** Set exercise **
Look below. Copy each line that has "Woodlark" in it.

[Stored data entries]
§

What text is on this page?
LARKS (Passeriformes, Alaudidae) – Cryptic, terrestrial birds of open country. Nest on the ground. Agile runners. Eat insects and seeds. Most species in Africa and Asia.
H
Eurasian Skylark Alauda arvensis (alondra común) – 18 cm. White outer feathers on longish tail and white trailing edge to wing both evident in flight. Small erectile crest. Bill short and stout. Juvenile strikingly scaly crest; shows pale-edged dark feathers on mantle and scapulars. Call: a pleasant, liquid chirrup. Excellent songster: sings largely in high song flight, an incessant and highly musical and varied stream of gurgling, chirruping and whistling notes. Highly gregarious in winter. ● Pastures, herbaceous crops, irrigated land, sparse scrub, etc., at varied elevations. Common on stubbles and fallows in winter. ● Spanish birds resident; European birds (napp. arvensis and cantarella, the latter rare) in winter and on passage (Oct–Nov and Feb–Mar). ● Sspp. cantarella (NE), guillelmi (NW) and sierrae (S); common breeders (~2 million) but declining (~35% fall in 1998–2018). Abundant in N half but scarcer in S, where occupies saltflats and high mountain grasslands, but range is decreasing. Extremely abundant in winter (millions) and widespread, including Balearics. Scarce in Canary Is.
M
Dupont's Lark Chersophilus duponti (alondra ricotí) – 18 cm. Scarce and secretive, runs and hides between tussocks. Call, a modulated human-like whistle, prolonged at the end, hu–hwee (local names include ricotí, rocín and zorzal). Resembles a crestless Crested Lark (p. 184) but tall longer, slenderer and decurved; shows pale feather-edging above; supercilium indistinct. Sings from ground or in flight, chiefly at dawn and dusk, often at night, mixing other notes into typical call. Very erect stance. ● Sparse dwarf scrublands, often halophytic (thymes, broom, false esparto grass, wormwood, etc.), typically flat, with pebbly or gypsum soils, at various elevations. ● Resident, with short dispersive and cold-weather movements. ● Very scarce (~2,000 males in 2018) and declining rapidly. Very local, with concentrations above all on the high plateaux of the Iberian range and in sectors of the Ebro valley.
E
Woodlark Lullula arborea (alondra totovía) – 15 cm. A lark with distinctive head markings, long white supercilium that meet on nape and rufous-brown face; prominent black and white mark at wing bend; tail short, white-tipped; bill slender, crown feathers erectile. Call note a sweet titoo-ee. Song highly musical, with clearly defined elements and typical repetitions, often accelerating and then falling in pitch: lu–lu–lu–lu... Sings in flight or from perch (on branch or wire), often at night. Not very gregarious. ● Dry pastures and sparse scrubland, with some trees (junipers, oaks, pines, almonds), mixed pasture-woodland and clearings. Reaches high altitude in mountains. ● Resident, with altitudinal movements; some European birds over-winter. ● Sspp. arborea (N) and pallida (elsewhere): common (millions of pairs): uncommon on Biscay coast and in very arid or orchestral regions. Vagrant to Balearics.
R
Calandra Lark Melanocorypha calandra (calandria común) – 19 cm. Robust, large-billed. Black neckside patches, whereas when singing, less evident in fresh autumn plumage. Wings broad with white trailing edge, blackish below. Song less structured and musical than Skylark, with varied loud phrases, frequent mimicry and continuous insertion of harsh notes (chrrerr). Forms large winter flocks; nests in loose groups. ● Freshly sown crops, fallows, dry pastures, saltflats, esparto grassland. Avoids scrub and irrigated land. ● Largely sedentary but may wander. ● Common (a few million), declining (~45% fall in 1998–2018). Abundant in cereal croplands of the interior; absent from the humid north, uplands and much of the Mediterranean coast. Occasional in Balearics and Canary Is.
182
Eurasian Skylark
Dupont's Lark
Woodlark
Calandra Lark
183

§

** Task result **
Woodlark Lullula arborea (alondra totovía) – 15 cm. A lark with distinctive head markings, long white supercilium that meet on nape and rufous-brown face; prominent black and white mark at wing bend; tail short, white-tipped; bill slender, crown feathers erectile. Call note a sweet titoo-ee. Song highly musical, with clearly defined elements and typical repetitions, often accelerating and then falling in pitch: lu–lu–lu–lu... Sings in flight or from perch (on branch or wire), often at night. Not very gregarious. ● Dry pastures and sparse scrubland, with some trees (junipers, oaks, pines, almonds), mixed pasture-woodland and clearings. Reaches high altitude in mountains. ● Resident, with altitudinal movements; some European birds over-winter. ● Sspp. arborea (N) and pallida (elsewhere): common (millions of pairs): uncommon on Biscay coast and in very arid or orchestral regions. Vagrant to Balearics.
Woodlark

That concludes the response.